■ Objective ■
Transcribe the whole listing without a single picture.

(Dataset entries on figures)
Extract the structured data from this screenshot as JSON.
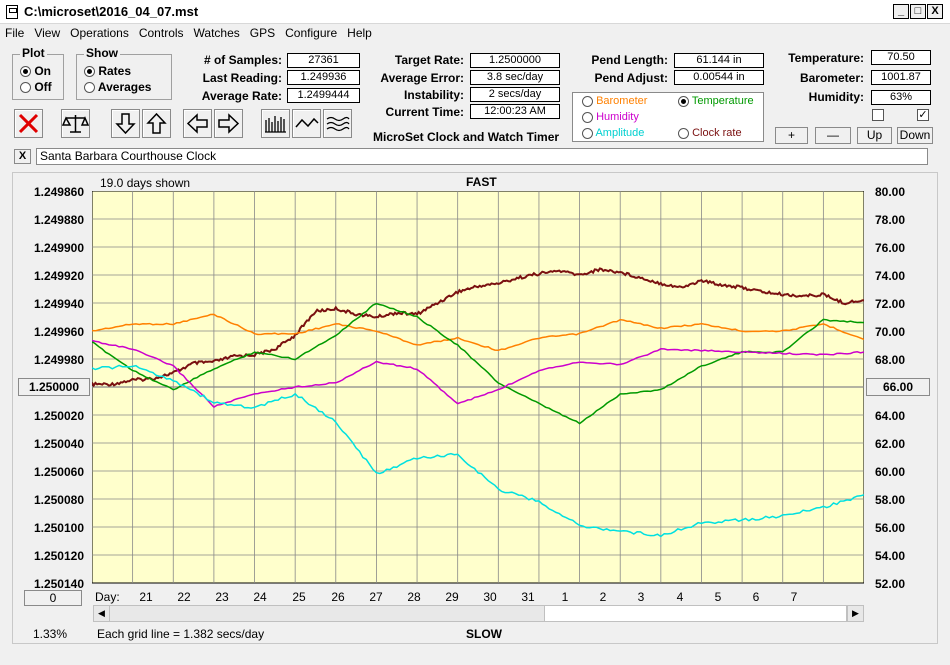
{
  "window": {
    "title": "C:\\microset\\2016_04_07.mst"
  },
  "window_buttons": {
    "minimize": "_",
    "maximize": "□",
    "close": "X"
  },
  "menu": [
    "File",
    "View",
    "Operations",
    "Controls",
    "Watches",
    "GPS",
    "Configure",
    "Help"
  ],
  "plot_group": {
    "title": "Plot",
    "options": [
      "On",
      "Off"
    ],
    "selected": "On"
  },
  "show_group": {
    "title": "Show",
    "options": [
      "Rates",
      "Averages"
    ],
    "selected": "Rates"
  },
  "stats1": {
    "samples_label": "# of Samples:",
    "samples": "27361",
    "last_label": "Last Reading:",
    "last": "1.249936",
    "avg_label": "Average Rate:",
    "avg": "1.2499444"
  },
  "stats2": {
    "target_label": "Target Rate:",
    "target": "1.2500000",
    "error_label": "Average Error:",
    "error": "3.8 sec/day",
    "instability_label": "Instability:",
    "instability": "2 secs/day",
    "time_label": "Current Time:",
    "time": "12:00:23 AM"
  },
  "app_caption": "MicroSet Clock and Watch Timer",
  "pend": {
    "length_label": "Pend Length:",
    "length": "61.144 in",
    "adjust_label": "Pend Adjust:",
    "adjust": "0.00544 in"
  },
  "sensor_select": {
    "items": [
      {
        "label": "Barometer",
        "color": "#ff8000",
        "selected": false
      },
      {
        "label": "Temperature",
        "color": "#009900",
        "selected": true
      },
      {
        "label": "Humidity",
        "color": "#cc00cc",
        "selected": false
      },
      {
        "label": "Clock rate",
        "color": "#7a1010",
        "selected": false
      },
      {
        "label": "Amplitude",
        "color": "#00e0e0",
        "selected": false
      }
    ]
  },
  "env": {
    "temp_label": "Temperature:",
    "temp": "70.50",
    "baro_label": "Barometer:",
    "baro": "1001.87",
    "hum_label": "Humidity:",
    "hum": "63%",
    "check1": false,
    "check2": true
  },
  "env_buttons": {
    "plus": "+",
    "minus": "—",
    "up": "Up",
    "down": "Down"
  },
  "toolbar_icons": [
    "clear-x-icon",
    "balance-scale-icon",
    "arrow-down-icon",
    "arrow-up-icon",
    "arrow-left-icon",
    "arrow-right-icon",
    "bar-rates-icon",
    "wave-icon",
    "multi-wave-icon"
  ],
  "note": {
    "close_label": "X",
    "text": "Santa Barbara Courthouse Clock"
  },
  "plot": {
    "days_shown": "19.0 days shown",
    "fast_label": "FAST",
    "slow_label": "SLOW",
    "grid_note": "Each grid line = 1.382 secs/day",
    "percent": "1.33%",
    "day_label": "Day:",
    "left_button": "1.250000",
    "right_button": "66.00",
    "bottom_button": "0"
  },
  "chart_data": {
    "type": "line",
    "x_unit": "day",
    "x_ticks": [
      "21",
      "22",
      "23",
      "24",
      "25",
      "26",
      "27",
      "28",
      "29",
      "30",
      "31",
      "1",
      "2",
      "3",
      "4",
      "5",
      "6",
      "7"
    ],
    "y_left_ticks": [
      "1.249860",
      "1.249880",
      "1.249900",
      "1.249920",
      "1.249940",
      "1.249960",
      "1.249980",
      "1.250000",
      "1.250020",
      "1.250040",
      "1.250060",
      "1.250080",
      "1.250100",
      "1.250120",
      "1.250140"
    ],
    "y_left_range": [
      1.24986,
      1.25014
    ],
    "y_left_inverted": true,
    "y_right_ticks": [
      "80.00",
      "78.00",
      "76.00",
      "74.00",
      "72.00",
      "70.00",
      "68.00",
      "66.00",
      "64.00",
      "62.00",
      "60.00",
      "58.00",
      "56.00",
      "54.00",
      "52.00"
    ],
    "y_right_range": [
      52,
      80
    ],
    "grid": true,
    "series": [
      {
        "name": "Clock rate",
        "axis": "left",
        "color": "#7a1010",
        "x": [
          0,
          0.5,
          1,
          1.5,
          2,
          2.5,
          3,
          3.5,
          4,
          4.5,
          5,
          5.5,
          6,
          6.5,
          7,
          7.5,
          8,
          8.5,
          9,
          9.5,
          10,
          10.5,
          11,
          11.5,
          12,
          12.5,
          13,
          13.5,
          14,
          14.5,
          15,
          15.5,
          16,
          16.5,
          17,
          17.5,
          18,
          18.5,
          19
        ],
        "y": [
          1.249998,
          1.249998,
          1.249995,
          1.249994,
          1.24999,
          1.249983,
          1.249982,
          1.249978,
          1.249977,
          1.249973,
          1.249963,
          1.249946,
          1.249944,
          1.249948,
          1.24995,
          1.249947,
          1.249948,
          1.24994,
          1.249932,
          1.249928,
          1.249926,
          1.249922,
          1.249919,
          1.249917,
          1.24992,
          1.249916,
          1.249918,
          1.249922,
          1.249926,
          1.249929,
          1.249924,
          1.249927,
          1.249929,
          1.249932,
          1.249934,
          1.249935,
          1.249934,
          1.24994,
          1.249938
        ]
      },
      {
        "name": "Barometer",
        "axis": "right",
        "color": "#ff8000",
        "x": [
          0,
          1,
          2,
          3,
          4,
          5,
          6,
          7,
          8,
          9,
          10,
          11,
          12,
          13,
          14,
          15,
          16,
          17,
          18,
          19
        ],
        "y": [
          70,
          70.5,
          70.5,
          71.2,
          69.8,
          69.8,
          70.5,
          70.0,
          69.0,
          69.5,
          68.6,
          69.5,
          69.8,
          70.8,
          70.2,
          70.5,
          70.0,
          70.0,
          70.5,
          69.4
        ]
      },
      {
        "name": "Temperature",
        "axis": "right",
        "color": "#009900",
        "x": [
          0,
          1,
          2,
          3,
          4,
          5,
          6,
          7,
          8,
          9,
          10,
          11,
          12,
          13,
          14,
          15,
          16,
          17,
          18,
          19
        ],
        "y": [
          69.2,
          67.2,
          65.8,
          67.3,
          68.5,
          68.0,
          69.7,
          72.0,
          71.0,
          69.0,
          66.3,
          64.8,
          63.4,
          65.5,
          65.8,
          67.5,
          68.5,
          68.5,
          70.8,
          70.6
        ]
      },
      {
        "name": "Humidity",
        "axis": "right",
        "color": "#cc00cc",
        "x": [
          0,
          1,
          2,
          3,
          4,
          5,
          6,
          7,
          8,
          9,
          10,
          11,
          12,
          13,
          14,
          15,
          16,
          17,
          18,
          19
        ],
        "y": [
          69.3,
          68.7,
          67.5,
          64.6,
          65.5,
          66.0,
          66.3,
          67.8,
          67.3,
          64.8,
          65.8,
          67.2,
          67.8,
          67.6,
          68.7,
          68.6,
          68.5,
          68.4,
          68.3,
          68.5
        ]
      },
      {
        "name": "Amplitude",
        "axis": "right",
        "color": "#00e0e0",
        "x": [
          0,
          1,
          2,
          3,
          4,
          5,
          6,
          7,
          8,
          9,
          10,
          11,
          12,
          13,
          14,
          15,
          16,
          17,
          18,
          19
        ],
        "y": [
          67.3,
          67.5,
          66.5,
          64.9,
          64.5,
          65.5,
          63.5,
          59.8,
          60.9,
          61.2,
          58.7,
          57.8,
          56.1,
          55.7,
          55.4,
          56.3,
          56.5,
          56.8,
          57.4,
          58.3
        ]
      }
    ]
  }
}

■ Response to this task ■
Extract the structured data from this screenshot as JSON.
{
  "window": {
    "title": "C:\\microset\\2016_04_07.mst"
  },
  "window_buttons": {
    "minimize": "_",
    "maximize": "□",
    "close": "X"
  },
  "menu": [
    "File",
    "View",
    "Operations",
    "Controls",
    "Watches",
    "GPS",
    "Configure",
    "Help"
  ],
  "plot_group": {
    "title": "Plot",
    "options": [
      "On",
      "Off"
    ],
    "selected": "On"
  },
  "show_group": {
    "title": "Show",
    "options": [
      "Rates",
      "Averages"
    ],
    "selected": "Rates"
  },
  "stats1": {
    "samples_label": "# of Samples:",
    "samples": "27361",
    "last_label": "Last Reading:",
    "last": "1.249936",
    "avg_label": "Average Rate:",
    "avg": "1.2499444"
  },
  "stats2": {
    "target_label": "Target Rate:",
    "target": "1.2500000",
    "error_label": "Average Error:",
    "error": "3.8 sec/day",
    "instability_label": "Instability:",
    "instability": "2 secs/day",
    "time_label": "Current Time:",
    "time": "12:00:23 AM"
  },
  "app_caption": "MicroSet Clock and Watch Timer",
  "pend": {
    "length_label": "Pend Length:",
    "length": "61.144 in",
    "adjust_label": "Pend Adjust:",
    "adjust": "0.00544 in"
  },
  "sensor_select": {
    "items": [
      {
        "label": "Barometer",
        "color": "#ff8000",
        "selected": false
      },
      {
        "label": "Temperature",
        "color": "#009900",
        "selected": true
      },
      {
        "label": "Humidity",
        "color": "#cc00cc",
        "selected": false
      },
      {
        "label": "Clock rate",
        "color": "#7a1010",
        "selected": false
      },
      {
        "label": "Amplitude",
        "color": "#00e0e0",
        "selected": false
      }
    ]
  },
  "env": {
    "temp_label": "Temperature:",
    "temp": "70.50",
    "baro_label": "Barometer:",
    "baro": "1001.87",
    "hum_label": "Humidity:",
    "hum": "63%",
    "check1": false,
    "check2": true
  },
  "env_buttons": {
    "plus": "+",
    "minus": "—",
    "up": "Up",
    "down": "Down"
  },
  "toolbar_icons": [
    "clear-x-icon",
    "balance-scale-icon",
    "arrow-down-icon",
    "arrow-up-icon",
    "arrow-left-icon",
    "arrow-right-icon",
    "bar-rates-icon",
    "wave-icon",
    "multi-wave-icon"
  ],
  "note": {
    "close_label": "X",
    "text": "Santa Barbara Courthouse Clock"
  },
  "plot": {
    "days_shown": "19.0 days shown",
    "fast_label": "FAST",
    "slow_label": "SLOW",
    "grid_note": "Each grid line = 1.382 secs/day",
    "percent": "1.33%",
    "day_label": "Day:",
    "left_button": "1.250000",
    "right_button": "66.00",
    "bottom_button": "0"
  },
  "chart_data": {
    "type": "line",
    "x_unit": "day",
    "x_ticks": [
      "21",
      "22",
      "23",
      "24",
      "25",
      "26",
      "27",
      "28",
      "29",
      "30",
      "31",
      "1",
      "2",
      "3",
      "4",
      "5",
      "6",
      "7"
    ],
    "y_left_ticks": [
      "1.249860",
      "1.249880",
      "1.249900",
      "1.249920",
      "1.249940",
      "1.249960",
      "1.249980",
      "1.250000",
      "1.250020",
      "1.250040",
      "1.250060",
      "1.250080",
      "1.250100",
      "1.250120",
      "1.250140"
    ],
    "y_left_range": [
      1.24986,
      1.25014
    ],
    "y_left_inverted": true,
    "y_right_ticks": [
      "80.00",
      "78.00",
      "76.00",
      "74.00",
      "72.00",
      "70.00",
      "68.00",
      "66.00",
      "64.00",
      "62.00",
      "60.00",
      "58.00",
      "56.00",
      "54.00",
      "52.00"
    ],
    "y_right_range": [
      52,
      80
    ],
    "grid": true,
    "series": [
      {
        "name": "Clock rate",
        "axis": "left",
        "color": "#7a1010",
        "x": [
          0,
          0.5,
          1,
          1.5,
          2,
          2.5,
          3,
          3.5,
          4,
          4.5,
          5,
          5.5,
          6,
          6.5,
          7,
          7.5,
          8,
          8.5,
          9,
          9.5,
          10,
          10.5,
          11,
          11.5,
          12,
          12.5,
          13,
          13.5,
          14,
          14.5,
          15,
          15.5,
          16,
          16.5,
          17,
          17.5,
          18,
          18.5,
          19
        ],
        "y": [
          1.249998,
          1.249998,
          1.249995,
          1.249994,
          1.24999,
          1.249983,
          1.249982,
          1.249978,
          1.249977,
          1.249973,
          1.249963,
          1.249946,
          1.249944,
          1.249948,
          1.24995,
          1.249947,
          1.249948,
          1.24994,
          1.249932,
          1.249928,
          1.249926,
          1.249922,
          1.249919,
          1.249917,
          1.24992,
          1.249916,
          1.249918,
          1.249922,
          1.249926,
          1.249929,
          1.249924,
          1.249927,
          1.249929,
          1.249932,
          1.249934,
          1.249935,
          1.249934,
          1.24994,
          1.249938
        ]
      },
      {
        "name": "Barometer",
        "axis": "right",
        "color": "#ff8000",
        "x": [
          0,
          1,
          2,
          3,
          4,
          5,
          6,
          7,
          8,
          9,
          10,
          11,
          12,
          13,
          14,
          15,
          16,
          17,
          18,
          19
        ],
        "y": [
          70,
          70.5,
          70.5,
          71.2,
          69.8,
          69.8,
          70.5,
          70.0,
          69.0,
          69.5,
          68.6,
          69.5,
          69.8,
          70.8,
          70.2,
          70.5,
          70.0,
          70.0,
          70.5,
          69.4
        ]
      },
      {
        "name": "Temperature",
        "axis": "right",
        "color": "#009900",
        "x": [
          0,
          1,
          2,
          3,
          4,
          5,
          6,
          7,
          8,
          9,
          10,
          11,
          12,
          13,
          14,
          15,
          16,
          17,
          18,
          19
        ],
        "y": [
          69.2,
          67.2,
          65.8,
          67.3,
          68.5,
          68.0,
          69.7,
          72.0,
          71.0,
          69.0,
          66.3,
          64.8,
          63.4,
          65.5,
          65.8,
          67.5,
          68.5,
          68.5,
          70.8,
          70.6
        ]
      },
      {
        "name": "Humidity",
        "axis": "right",
        "color": "#cc00cc",
        "x": [
          0,
          1,
          2,
          3,
          4,
          5,
          6,
          7,
          8,
          9,
          10,
          11,
          12,
          13,
          14,
          15,
          16,
          17,
          18,
          19
        ],
        "y": [
          69.3,
          68.7,
          67.5,
          64.6,
          65.5,
          66.0,
          66.3,
          67.8,
          67.3,
          64.8,
          65.8,
          67.2,
          67.8,
          67.6,
          68.7,
          68.6,
          68.5,
          68.4,
          68.3,
          68.5
        ]
      },
      {
        "name": "Amplitude",
        "axis": "right",
        "color": "#00e0e0",
        "x": [
          0,
          1,
          2,
          3,
          4,
          5,
          6,
          7,
          8,
          9,
          10,
          11,
          12,
          13,
          14,
          15,
          16,
          17,
          18,
          19
        ],
        "y": [
          67.3,
          67.5,
          66.5,
          64.9,
          64.5,
          65.5,
          63.5,
          59.8,
          60.9,
          61.2,
          58.7,
          57.8,
          56.1,
          55.7,
          55.4,
          56.3,
          56.5,
          56.8,
          57.4,
          58.3
        ]
      }
    ]
  }
}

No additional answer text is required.